→ Dataset content
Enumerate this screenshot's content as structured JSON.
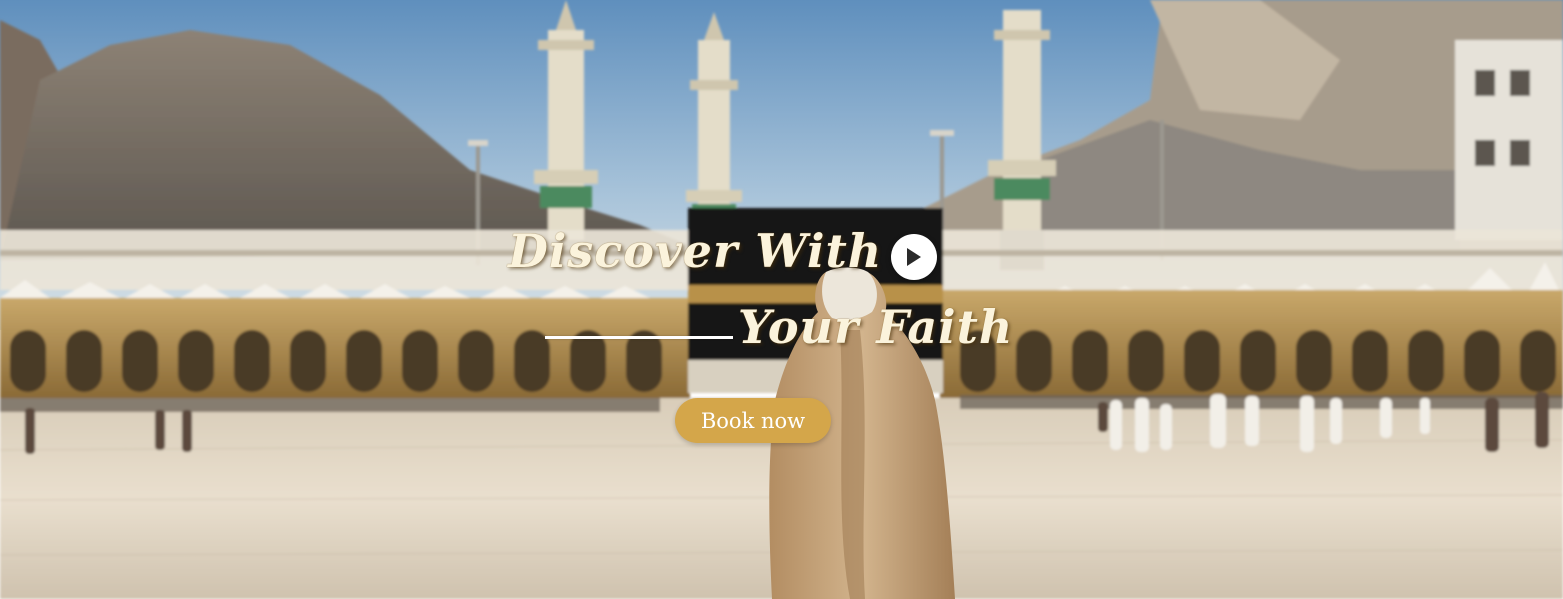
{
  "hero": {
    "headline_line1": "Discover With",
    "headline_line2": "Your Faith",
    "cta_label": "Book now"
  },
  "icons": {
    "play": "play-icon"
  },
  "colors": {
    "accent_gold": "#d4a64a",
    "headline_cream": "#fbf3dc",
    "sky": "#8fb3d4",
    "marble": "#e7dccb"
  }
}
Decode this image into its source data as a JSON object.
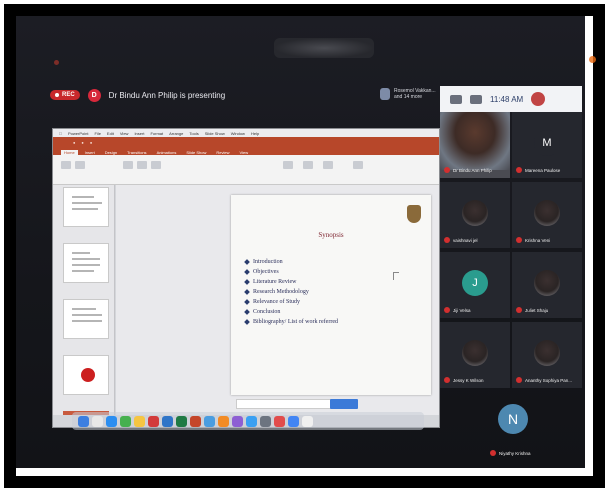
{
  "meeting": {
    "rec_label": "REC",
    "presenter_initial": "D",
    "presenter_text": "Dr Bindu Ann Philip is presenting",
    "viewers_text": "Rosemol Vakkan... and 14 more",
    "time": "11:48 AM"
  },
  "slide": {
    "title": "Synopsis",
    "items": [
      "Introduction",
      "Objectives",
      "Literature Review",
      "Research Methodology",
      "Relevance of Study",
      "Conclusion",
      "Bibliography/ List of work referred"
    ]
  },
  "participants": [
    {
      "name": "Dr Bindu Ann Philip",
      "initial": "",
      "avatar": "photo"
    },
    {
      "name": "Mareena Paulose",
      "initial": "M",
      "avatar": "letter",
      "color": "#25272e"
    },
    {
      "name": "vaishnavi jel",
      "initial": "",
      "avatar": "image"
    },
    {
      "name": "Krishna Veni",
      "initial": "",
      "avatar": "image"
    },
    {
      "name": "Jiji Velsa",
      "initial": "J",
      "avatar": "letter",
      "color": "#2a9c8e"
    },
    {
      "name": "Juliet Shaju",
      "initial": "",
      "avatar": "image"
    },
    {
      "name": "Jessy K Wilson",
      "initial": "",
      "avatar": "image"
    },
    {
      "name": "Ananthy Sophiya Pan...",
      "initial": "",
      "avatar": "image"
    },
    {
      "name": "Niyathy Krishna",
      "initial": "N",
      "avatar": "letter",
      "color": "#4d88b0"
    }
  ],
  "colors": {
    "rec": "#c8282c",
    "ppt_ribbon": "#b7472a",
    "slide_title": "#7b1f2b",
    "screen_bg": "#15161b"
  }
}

→ Stated goal
Reproduce the whole listing above word for word, but not its pictures.

→ Response to the task
Enumerate this screenshot's content as structured JSON.
{
  "hero": {
    "headline_line1": "Discover With",
    "headline_line2": "Your Faith",
    "cta_label": "Book now"
  },
  "icons": {
    "play": "play-icon"
  },
  "colors": {
    "accent_gold": "#d4a64a",
    "headline_cream": "#fbf3dc",
    "sky": "#8fb3d4",
    "marble": "#e7dccb"
  }
}
Decode this image into its source data as a JSON object.
{
  "meeting": {
    "rec_label": "REC",
    "presenter_initial": "D",
    "presenter_text": "Dr Bindu Ann Philip is presenting",
    "viewers_text": "Rosemol Vakkan... and 14 more",
    "time": "11:48 AM"
  },
  "slide": {
    "title": "Synopsis",
    "items": [
      "Introduction",
      "Objectives",
      "Literature Review",
      "Research Methodology",
      "Relevance of Study",
      "Conclusion",
      "Bibliography/ List of work referred"
    ]
  },
  "participants": [
    {
      "name": "Dr Bindu Ann Philip",
      "initial": "",
      "avatar": "photo"
    },
    {
      "name": "Mareena Paulose",
      "initial": "M",
      "avatar": "letter",
      "color": "#25272e"
    },
    {
      "name": "vaishnavi jel",
      "initial": "",
      "avatar": "image"
    },
    {
      "name": "Krishna Veni",
      "initial": "",
      "avatar": "image"
    },
    {
      "name": "Jiji Velsa",
      "initial": "J",
      "avatar": "letter",
      "color": "#2a9c8e"
    },
    {
      "name": "Juliet Shaju",
      "initial": "",
      "avatar": "image"
    },
    {
      "name": "Jessy K Wilson",
      "initial": "",
      "avatar": "image"
    },
    {
      "name": "Ananthy Sophiya Pan...",
      "initial": "",
      "avatar": "image"
    },
    {
      "name": "Niyathy Krishna",
      "initial": "N",
      "avatar": "letter",
      "color": "#4d88b0"
    }
  ],
  "colors": {
    "rec": "#c8282c",
    "ppt_ribbon": "#b7472a",
    "slide_title": "#7b1f2b",
    "screen_bg": "#15161b"
  }
}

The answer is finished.